* Job *
Comb through the entries for "file" and pull out each line that holds it.

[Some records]
######
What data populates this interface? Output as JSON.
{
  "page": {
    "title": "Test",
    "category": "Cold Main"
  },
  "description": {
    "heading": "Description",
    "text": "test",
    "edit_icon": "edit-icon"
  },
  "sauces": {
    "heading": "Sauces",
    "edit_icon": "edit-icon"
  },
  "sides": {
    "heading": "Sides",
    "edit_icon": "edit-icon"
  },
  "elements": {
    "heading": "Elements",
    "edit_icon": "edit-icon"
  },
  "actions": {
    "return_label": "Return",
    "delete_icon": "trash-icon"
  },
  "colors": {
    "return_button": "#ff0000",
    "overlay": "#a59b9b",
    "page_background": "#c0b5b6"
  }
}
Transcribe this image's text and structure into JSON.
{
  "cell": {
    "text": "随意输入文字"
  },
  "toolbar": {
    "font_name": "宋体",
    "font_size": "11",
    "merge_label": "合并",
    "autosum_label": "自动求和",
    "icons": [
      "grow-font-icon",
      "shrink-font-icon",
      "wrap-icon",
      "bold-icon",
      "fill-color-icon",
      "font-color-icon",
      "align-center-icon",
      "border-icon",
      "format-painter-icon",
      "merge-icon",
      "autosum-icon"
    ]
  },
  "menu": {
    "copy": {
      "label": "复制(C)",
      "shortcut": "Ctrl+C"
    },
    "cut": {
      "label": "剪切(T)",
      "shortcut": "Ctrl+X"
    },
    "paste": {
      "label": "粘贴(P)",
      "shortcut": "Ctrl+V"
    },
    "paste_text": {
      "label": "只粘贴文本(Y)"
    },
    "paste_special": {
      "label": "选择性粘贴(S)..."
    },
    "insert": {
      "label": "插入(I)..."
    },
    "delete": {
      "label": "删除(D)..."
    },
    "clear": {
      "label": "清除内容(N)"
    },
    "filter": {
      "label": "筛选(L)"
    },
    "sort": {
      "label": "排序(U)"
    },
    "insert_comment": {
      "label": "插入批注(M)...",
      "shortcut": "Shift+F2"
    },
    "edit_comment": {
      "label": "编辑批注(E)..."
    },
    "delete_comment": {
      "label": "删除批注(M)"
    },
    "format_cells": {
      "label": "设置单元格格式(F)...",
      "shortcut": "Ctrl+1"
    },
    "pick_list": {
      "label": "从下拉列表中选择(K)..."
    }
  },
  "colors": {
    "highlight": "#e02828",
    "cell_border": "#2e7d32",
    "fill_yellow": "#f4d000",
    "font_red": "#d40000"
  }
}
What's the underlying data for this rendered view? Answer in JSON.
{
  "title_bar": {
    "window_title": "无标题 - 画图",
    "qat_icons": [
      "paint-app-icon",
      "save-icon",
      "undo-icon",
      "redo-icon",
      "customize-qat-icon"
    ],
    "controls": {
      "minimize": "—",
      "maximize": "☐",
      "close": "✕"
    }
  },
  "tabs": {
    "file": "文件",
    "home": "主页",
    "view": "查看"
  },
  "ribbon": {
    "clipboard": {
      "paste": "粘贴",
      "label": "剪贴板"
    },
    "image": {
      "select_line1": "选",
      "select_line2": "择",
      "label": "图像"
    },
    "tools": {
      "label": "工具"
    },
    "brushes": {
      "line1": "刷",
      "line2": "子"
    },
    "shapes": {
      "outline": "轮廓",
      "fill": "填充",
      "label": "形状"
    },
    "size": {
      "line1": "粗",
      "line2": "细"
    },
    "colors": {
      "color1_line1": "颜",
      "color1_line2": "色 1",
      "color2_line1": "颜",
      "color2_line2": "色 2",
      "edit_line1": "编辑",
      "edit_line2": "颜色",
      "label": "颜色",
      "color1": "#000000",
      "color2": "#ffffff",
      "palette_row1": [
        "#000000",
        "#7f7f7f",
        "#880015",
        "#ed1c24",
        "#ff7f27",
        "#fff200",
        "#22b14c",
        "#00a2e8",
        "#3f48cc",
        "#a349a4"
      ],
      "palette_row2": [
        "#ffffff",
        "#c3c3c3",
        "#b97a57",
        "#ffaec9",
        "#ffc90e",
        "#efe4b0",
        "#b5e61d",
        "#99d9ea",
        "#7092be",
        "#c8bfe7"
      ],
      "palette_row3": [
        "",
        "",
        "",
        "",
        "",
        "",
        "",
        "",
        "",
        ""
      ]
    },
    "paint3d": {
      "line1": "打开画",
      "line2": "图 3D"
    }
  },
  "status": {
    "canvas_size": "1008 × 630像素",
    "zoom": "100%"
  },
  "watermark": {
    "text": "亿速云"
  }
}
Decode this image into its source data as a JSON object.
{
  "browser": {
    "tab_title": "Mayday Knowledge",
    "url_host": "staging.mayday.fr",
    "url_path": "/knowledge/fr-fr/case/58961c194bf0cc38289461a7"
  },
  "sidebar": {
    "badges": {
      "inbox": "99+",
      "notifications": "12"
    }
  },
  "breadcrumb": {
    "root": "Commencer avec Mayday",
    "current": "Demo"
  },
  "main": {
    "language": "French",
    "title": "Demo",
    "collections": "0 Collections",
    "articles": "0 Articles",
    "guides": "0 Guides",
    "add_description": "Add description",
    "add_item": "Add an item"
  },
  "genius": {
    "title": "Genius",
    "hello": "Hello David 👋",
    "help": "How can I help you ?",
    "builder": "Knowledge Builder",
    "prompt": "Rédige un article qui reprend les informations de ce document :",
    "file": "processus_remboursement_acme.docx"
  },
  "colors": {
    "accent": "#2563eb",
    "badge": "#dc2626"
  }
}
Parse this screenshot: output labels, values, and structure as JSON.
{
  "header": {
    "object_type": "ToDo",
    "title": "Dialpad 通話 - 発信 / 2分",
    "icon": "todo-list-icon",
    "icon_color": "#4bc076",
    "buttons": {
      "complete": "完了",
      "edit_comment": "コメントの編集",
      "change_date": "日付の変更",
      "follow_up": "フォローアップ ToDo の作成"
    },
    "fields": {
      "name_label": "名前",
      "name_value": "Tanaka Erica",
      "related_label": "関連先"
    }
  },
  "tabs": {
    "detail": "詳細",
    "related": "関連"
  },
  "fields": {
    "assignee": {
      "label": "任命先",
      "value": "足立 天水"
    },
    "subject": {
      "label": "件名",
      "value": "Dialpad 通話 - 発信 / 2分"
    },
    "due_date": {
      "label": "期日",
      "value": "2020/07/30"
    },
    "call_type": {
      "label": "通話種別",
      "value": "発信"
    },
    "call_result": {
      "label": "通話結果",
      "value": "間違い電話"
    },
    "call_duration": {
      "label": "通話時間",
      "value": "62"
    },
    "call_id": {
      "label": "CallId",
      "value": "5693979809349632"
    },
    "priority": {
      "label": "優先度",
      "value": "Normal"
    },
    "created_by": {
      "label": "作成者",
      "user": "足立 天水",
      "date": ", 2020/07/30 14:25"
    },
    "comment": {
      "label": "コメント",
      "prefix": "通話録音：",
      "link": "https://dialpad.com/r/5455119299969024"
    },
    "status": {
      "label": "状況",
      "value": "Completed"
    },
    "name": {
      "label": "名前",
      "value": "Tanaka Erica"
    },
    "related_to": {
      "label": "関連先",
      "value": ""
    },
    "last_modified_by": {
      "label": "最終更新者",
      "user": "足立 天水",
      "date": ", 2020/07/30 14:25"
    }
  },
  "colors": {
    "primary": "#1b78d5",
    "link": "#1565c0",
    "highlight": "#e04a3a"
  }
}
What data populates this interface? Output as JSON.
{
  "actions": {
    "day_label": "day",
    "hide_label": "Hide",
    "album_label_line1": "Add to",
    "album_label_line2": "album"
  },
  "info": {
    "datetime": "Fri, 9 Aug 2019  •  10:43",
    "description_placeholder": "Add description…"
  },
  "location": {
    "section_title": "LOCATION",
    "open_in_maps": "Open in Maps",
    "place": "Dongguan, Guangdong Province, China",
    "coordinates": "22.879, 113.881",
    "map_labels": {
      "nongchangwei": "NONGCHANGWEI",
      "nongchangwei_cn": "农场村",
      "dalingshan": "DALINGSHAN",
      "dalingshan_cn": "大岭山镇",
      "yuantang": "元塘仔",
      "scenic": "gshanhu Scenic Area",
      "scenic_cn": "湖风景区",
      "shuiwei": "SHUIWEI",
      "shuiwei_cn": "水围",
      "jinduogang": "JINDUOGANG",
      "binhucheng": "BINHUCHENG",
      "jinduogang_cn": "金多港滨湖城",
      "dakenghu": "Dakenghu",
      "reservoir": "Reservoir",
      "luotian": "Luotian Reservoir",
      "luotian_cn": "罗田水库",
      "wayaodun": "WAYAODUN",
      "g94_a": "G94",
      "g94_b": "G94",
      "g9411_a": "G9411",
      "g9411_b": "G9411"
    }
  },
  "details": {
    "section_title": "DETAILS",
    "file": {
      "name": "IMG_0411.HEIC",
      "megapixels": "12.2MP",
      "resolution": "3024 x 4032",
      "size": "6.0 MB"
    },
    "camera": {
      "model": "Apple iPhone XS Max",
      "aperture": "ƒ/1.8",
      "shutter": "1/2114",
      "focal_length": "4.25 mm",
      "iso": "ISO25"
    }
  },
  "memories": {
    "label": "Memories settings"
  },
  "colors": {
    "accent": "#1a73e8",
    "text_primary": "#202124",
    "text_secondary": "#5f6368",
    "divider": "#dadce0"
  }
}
######
* Answer for the task *
    "file": "文件",
    "file": "processus_remboursement_acme.docx"
    "file": {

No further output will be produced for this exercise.